### Entries shown

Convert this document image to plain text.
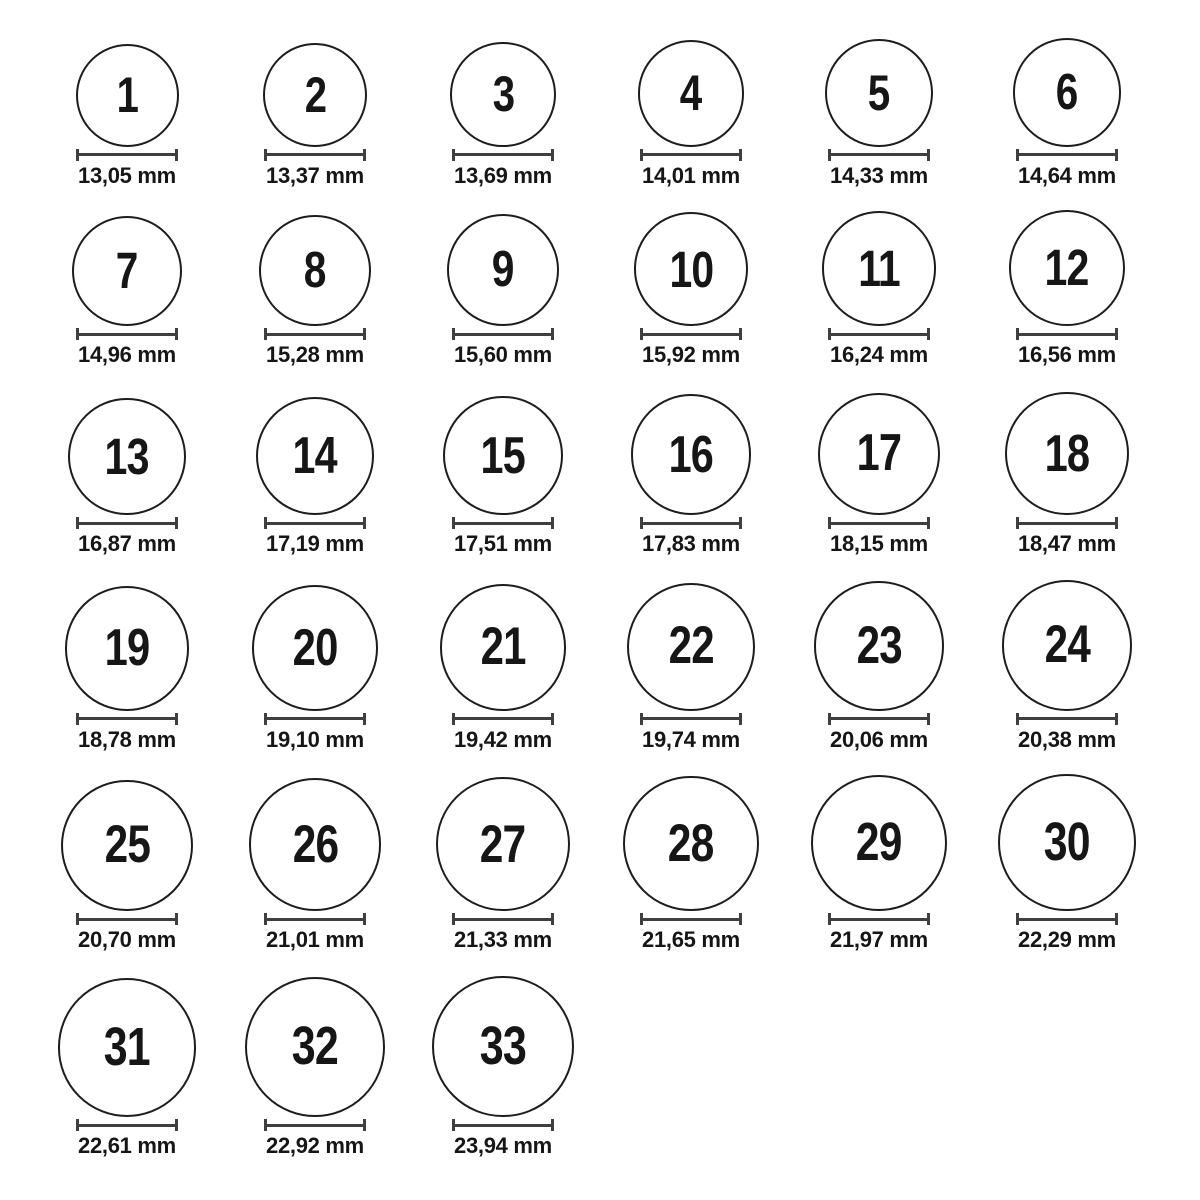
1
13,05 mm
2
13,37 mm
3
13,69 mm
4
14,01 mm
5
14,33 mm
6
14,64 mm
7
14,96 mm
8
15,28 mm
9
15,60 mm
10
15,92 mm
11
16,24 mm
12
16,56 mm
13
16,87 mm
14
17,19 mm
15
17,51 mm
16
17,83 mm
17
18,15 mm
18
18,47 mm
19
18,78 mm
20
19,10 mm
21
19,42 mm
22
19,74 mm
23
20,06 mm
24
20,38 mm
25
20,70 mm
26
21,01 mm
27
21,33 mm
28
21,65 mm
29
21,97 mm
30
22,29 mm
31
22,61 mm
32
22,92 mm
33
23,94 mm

######

Task directions: Copy the records above exactly, leaving out every picture.

Complete output:
Convert this document image to plain text.
1
13,05 mm
2
13,37 mm
3
13,69 mm
4
14,01 mm
5
14,33 mm
6
14,64 mm
7
14,96 mm
8
15,28 mm
9
15,60 mm
10
15,92 mm
11
16,24 mm
12
16,56 mm
13
16,87 mm
14
17,19 mm
15
17,51 mm
16
17,83 mm
17
18,15 mm
18
18,47 mm
19
18,78 mm
20
19,10 mm
21
19,42 mm
22
19,74 mm
23
20,06 mm
24
20,38 mm
25
20,70 mm
26
21,01 mm
27
21,33 mm
28
21,65 mm
29
21,97 mm
30
22,29 mm
31
22,61 mm
32
22,92 mm
33
23,94 mm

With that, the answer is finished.